DIRECTIONS: Find each line with the string "applicables" and report it.
--- start DATA ---
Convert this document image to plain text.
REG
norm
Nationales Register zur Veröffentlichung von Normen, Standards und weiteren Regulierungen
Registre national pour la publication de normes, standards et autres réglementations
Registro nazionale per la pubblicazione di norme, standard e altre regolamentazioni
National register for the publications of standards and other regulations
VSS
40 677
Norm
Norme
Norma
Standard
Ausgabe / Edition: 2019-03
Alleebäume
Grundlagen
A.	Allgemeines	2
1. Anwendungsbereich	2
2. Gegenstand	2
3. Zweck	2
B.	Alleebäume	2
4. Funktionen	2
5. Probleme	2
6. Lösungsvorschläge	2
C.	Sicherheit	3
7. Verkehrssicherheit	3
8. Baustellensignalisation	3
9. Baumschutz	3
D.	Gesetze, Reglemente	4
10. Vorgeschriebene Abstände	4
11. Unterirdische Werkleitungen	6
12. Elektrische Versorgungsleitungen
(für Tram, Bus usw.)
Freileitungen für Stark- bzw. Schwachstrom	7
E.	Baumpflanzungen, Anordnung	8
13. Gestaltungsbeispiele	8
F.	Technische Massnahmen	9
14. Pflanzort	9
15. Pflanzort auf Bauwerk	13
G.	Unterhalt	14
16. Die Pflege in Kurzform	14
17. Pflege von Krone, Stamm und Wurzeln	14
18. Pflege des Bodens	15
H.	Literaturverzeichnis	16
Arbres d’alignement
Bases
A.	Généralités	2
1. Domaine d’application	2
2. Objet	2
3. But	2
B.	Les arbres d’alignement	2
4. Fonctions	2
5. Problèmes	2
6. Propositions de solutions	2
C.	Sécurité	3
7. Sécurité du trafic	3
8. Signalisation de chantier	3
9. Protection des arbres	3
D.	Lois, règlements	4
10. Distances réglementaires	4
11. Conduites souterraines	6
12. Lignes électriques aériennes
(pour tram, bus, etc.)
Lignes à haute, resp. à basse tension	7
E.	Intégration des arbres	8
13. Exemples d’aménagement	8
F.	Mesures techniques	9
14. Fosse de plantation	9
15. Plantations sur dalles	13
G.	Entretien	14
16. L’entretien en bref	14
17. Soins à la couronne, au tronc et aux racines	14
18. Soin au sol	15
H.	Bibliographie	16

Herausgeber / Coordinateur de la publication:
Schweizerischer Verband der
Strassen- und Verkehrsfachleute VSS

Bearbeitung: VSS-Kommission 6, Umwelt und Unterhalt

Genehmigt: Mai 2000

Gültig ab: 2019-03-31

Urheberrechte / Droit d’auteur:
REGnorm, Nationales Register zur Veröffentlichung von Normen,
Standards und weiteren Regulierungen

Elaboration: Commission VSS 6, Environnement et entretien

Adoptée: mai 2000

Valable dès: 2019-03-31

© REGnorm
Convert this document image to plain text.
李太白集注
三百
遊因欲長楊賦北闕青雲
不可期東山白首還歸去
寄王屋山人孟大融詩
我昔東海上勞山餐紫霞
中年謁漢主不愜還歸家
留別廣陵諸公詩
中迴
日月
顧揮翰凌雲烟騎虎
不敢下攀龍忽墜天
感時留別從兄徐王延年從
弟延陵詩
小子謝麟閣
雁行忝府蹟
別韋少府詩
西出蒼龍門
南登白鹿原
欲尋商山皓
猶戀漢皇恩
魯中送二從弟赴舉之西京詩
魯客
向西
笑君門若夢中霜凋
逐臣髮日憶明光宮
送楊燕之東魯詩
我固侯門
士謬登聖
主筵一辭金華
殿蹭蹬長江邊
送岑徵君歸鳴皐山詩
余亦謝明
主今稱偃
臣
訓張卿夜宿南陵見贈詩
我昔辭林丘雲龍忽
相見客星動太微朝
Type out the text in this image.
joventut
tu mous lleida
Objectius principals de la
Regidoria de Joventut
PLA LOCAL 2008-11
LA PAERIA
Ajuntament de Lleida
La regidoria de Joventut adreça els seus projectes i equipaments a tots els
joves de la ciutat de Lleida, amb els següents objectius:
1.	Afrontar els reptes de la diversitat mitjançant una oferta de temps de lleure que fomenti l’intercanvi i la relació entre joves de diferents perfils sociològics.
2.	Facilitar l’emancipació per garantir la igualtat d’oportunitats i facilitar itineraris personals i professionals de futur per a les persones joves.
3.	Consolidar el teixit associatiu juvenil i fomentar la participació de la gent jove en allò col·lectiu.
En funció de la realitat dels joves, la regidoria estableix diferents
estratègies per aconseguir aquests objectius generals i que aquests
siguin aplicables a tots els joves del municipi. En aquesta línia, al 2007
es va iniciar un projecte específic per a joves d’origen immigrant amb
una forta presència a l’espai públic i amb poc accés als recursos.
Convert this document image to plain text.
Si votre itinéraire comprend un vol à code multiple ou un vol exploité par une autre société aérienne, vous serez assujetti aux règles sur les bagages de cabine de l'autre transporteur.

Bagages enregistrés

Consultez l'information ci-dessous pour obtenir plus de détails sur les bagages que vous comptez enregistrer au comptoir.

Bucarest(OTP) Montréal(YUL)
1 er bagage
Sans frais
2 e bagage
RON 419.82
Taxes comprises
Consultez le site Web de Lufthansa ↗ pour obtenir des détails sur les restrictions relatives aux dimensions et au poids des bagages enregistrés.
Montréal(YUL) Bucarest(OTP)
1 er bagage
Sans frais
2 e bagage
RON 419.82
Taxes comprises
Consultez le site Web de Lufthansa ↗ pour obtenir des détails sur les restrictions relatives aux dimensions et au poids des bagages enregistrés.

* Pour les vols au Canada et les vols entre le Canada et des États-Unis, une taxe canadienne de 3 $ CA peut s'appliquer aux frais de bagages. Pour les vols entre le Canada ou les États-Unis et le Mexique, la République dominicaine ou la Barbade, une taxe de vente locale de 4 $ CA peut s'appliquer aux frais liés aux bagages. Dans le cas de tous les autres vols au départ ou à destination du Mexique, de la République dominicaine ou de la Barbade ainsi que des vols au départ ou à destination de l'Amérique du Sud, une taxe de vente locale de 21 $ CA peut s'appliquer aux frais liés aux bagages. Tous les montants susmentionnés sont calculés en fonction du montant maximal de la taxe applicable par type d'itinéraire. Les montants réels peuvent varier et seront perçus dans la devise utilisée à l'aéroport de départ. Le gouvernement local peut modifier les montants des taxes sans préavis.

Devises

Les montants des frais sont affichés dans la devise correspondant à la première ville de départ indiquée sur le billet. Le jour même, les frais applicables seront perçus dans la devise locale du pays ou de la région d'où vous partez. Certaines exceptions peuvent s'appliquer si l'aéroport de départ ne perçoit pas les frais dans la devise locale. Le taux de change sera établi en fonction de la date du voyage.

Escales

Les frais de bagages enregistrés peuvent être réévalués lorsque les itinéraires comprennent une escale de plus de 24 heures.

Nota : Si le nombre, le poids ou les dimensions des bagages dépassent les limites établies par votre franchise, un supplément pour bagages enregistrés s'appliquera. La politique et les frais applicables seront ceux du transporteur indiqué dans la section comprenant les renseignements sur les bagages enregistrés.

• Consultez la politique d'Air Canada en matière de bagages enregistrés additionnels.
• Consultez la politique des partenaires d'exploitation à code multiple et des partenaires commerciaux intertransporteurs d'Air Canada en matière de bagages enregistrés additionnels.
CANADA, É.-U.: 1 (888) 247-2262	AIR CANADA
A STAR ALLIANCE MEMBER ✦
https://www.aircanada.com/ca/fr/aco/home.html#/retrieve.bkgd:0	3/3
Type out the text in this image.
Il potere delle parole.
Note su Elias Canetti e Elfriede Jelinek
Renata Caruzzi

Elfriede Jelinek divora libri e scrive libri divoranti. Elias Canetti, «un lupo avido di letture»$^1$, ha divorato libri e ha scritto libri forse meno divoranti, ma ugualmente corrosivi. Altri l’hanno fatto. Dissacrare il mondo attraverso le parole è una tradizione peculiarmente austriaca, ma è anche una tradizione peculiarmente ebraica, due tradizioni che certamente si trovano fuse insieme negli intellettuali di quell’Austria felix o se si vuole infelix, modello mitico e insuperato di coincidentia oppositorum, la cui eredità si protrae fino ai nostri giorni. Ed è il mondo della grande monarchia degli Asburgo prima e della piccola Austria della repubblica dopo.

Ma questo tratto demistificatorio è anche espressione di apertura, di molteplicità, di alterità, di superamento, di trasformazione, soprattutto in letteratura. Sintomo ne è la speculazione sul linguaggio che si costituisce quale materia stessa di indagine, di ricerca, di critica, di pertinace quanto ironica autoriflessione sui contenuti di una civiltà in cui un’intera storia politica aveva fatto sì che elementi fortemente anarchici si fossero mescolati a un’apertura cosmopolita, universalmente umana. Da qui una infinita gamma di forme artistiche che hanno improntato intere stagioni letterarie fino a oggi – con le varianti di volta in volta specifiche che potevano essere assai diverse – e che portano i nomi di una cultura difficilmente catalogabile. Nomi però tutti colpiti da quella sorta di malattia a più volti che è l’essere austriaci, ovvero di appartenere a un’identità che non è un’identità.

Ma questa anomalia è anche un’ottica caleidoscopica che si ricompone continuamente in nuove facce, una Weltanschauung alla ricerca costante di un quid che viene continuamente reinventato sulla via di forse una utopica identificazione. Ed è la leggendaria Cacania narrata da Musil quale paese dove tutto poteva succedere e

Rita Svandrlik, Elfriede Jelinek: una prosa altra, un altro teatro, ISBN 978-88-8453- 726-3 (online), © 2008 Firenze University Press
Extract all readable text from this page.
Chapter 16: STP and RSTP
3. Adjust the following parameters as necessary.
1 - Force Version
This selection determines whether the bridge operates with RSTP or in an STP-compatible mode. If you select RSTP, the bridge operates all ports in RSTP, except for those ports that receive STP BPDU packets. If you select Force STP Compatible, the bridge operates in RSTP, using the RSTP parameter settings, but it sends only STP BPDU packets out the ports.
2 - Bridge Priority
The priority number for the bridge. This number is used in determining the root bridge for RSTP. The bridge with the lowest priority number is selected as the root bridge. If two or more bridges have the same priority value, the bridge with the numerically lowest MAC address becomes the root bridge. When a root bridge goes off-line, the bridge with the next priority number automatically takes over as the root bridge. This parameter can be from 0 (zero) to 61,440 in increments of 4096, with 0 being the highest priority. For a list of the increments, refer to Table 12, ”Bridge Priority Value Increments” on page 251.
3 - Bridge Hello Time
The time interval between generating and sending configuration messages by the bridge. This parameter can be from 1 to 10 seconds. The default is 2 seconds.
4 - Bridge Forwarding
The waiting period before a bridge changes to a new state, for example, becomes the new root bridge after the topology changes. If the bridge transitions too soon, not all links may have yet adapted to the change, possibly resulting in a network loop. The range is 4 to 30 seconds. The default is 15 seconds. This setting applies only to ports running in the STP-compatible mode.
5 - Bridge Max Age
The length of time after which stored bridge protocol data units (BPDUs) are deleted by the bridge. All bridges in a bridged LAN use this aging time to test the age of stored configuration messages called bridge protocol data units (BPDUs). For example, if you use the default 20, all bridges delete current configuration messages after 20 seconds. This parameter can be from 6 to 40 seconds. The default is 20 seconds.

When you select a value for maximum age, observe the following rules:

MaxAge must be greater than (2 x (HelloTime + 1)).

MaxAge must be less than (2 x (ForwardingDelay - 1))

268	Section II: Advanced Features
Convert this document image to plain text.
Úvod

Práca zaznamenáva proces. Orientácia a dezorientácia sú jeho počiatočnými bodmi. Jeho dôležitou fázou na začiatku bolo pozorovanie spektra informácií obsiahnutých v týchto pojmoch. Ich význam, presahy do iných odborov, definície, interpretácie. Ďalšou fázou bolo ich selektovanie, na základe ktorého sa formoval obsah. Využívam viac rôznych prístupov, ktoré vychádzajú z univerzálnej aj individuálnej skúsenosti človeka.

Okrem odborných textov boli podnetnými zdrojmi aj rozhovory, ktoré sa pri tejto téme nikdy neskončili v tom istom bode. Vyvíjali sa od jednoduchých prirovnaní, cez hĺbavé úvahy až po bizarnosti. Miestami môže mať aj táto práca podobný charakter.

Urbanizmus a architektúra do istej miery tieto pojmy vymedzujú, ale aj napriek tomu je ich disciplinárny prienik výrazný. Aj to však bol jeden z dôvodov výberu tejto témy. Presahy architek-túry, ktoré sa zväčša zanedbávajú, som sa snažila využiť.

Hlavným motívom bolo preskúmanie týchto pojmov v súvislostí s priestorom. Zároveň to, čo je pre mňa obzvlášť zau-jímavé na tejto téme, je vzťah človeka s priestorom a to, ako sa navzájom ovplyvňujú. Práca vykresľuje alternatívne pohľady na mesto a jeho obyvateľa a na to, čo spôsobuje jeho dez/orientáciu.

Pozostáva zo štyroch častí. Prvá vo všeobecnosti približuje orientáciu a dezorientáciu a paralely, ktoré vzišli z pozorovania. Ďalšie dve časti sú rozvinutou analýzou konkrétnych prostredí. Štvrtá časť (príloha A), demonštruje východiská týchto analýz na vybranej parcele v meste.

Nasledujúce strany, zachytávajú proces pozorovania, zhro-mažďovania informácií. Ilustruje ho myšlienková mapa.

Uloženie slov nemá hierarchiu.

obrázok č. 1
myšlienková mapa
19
--- end DATA ---
SOLUTION:
Les montants des frais sont affichés dans la devise correspondant à la première ville de départ indiquée sur le billet. Le jour même, les frais applicables seront perçus dans la devise locale du pays ou de la région d'où vous partez. Certaines exceptions peuvent s'appliquer si l'aéroport de départ ne perçoit pas les frais dans la devise locale. Le taux de change sera établi en fonction de la date du voyage.
Nota : Si le nombre, le poids ou les dimensions des bagages dépassent les limites établies par votre franchise, un supplément pour bagages enregistrés s'appliquera. La politique et les frais applicables seront ceux du transporteur indiqué dans la section comprenant les renseignements sur les bagages enregistrés.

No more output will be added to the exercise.